Task to carry out => Print the whole listing exactly.

## start Supplied information

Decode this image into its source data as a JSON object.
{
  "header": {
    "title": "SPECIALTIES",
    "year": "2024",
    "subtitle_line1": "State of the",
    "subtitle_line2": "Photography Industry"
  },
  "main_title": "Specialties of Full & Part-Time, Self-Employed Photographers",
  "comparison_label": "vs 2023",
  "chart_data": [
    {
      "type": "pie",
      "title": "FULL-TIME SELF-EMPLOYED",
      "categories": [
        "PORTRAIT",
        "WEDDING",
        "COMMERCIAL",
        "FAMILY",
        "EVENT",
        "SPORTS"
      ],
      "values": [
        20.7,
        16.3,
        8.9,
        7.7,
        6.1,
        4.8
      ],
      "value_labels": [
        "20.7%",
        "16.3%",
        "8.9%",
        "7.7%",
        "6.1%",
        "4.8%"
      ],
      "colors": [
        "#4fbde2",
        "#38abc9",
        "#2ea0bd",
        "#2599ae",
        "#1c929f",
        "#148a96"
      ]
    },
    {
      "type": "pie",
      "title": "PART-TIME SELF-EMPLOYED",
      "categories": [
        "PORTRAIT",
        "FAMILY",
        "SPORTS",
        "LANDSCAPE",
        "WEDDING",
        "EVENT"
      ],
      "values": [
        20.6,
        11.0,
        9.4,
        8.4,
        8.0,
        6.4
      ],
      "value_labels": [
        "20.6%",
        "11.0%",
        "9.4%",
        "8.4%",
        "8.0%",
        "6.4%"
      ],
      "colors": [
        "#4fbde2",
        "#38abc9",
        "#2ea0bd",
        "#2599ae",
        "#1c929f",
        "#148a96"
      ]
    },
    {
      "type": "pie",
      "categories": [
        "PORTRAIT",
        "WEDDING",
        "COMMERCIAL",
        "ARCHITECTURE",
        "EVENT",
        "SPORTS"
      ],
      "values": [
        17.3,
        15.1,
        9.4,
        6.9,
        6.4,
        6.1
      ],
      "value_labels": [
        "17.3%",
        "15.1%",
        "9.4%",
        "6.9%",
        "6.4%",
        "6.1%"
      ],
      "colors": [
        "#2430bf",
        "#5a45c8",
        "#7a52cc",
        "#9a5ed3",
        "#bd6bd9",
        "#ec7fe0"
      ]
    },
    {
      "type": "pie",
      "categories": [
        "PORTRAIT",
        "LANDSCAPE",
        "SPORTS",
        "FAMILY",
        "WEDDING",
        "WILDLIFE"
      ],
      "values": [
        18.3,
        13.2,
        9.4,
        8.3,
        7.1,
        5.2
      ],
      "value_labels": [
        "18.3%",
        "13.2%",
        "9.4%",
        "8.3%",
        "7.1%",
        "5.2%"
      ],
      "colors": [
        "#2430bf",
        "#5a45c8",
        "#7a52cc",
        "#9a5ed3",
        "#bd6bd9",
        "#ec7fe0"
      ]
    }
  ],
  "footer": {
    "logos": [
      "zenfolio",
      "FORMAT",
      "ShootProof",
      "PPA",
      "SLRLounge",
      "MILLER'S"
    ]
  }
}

## end Supplied information

Written solution =>
Decode this image into its source data as a JSON object.
{
  "header": {
    "title": "SPECIALTIES",
    "year": "2024",
    "subtitle_line1": "State of the",
    "subtitle_line2": "Photography Industry"
  },
  "main_title": "Specialties of Full & Part-Time, Self-Employed Photographers",
  "comparison_label": "vs 2023",
  "chart_data": [
    {
      "type": "pie",
      "title": "FULL-TIME SELF-EMPLOYED",
      "categories": [
        "PORTRAIT",
        "WEDDING",
        "COMMERCIAL",
        "FAMILY",
        "EVENT",
        "SPORTS"
      ],
      "values": [
        20.7,
        16.3,
        8.9,
        7.7,
        6.1,
        4.8
      ],
      "value_labels": [
        "20.7%",
        "16.3%",
        "8.9%",
        "7.7%",
        "6.1%",
        "4.8%"
      ],
      "colors": [
        "#4fbde2",
        "#38abc9",
        "#2ea0bd",
        "#2599ae",
        "#1c929f",
        "#148a96"
      ]
    },
    {
      "type": "pie",
      "title": "PART-TIME SELF-EMPLOYED",
      "categories": [
        "PORTRAIT",
        "FAMILY",
        "SPORTS",
        "LANDSCAPE",
        "WEDDING",
        "EVENT"
      ],
      "values": [
        20.6,
        11.0,
        9.4,
        8.4,
        8.0,
        6.4
      ],
      "value_labels": [
        "20.6%",
        "11.0%",
        "9.4%",
        "8.4%",
        "8.0%",
        "6.4%"
      ],
      "colors": [
        "#4fbde2",
        "#38abc9",
        "#2ea0bd",
        "#2599ae",
        "#1c929f",
        "#148a96"
      ]
    },
    {
      "type": "pie",
      "categories": [
        "PORTRAIT",
        "WEDDING",
        "COMMERCIAL",
        "ARCHITECTURE",
        "EVENT",
        "SPORTS"
      ],
      "values": [
        17.3,
        15.1,
        9.4,
        6.9,
        6.4,
        6.1
      ],
      "value_labels": [
        "17.3%",
        "15.1%",
        "9.4%",
        "6.9%",
        "6.4%",
        "6.1%"
      ],
      "colors": [
        "#2430bf",
        "#5a45c8",
        "#7a52cc",
        "#9a5ed3",
        "#bd6bd9",
        "#ec7fe0"
      ]
    },
    {
      "type": "pie",
      "categories": [
        "PORTRAIT",
        "LANDSCAPE",
        "SPORTS",
        "FAMILY",
        "WEDDING",
        "WILDLIFE"
      ],
      "values": [
        18.3,
        13.2,
        9.4,
        8.3,
        7.1,
        5.2
      ],
      "value_labels": [
        "18.3%",
        "13.2%",
        "9.4%",
        "8.3%",
        "7.1%",
        "5.2%"
      ],
      "colors": [
        "#2430bf",
        "#5a45c8",
        "#7a52cc",
        "#9a5ed3",
        "#bd6bd9",
        "#ec7fe0"
      ]
    }
  ],
  "footer": {
    "logos": [
      "zenfolio",
      "FORMAT",
      "ShootProof",
      "PPA",
      "SLRLounge",
      "MILLER'S"
    ]
  }
}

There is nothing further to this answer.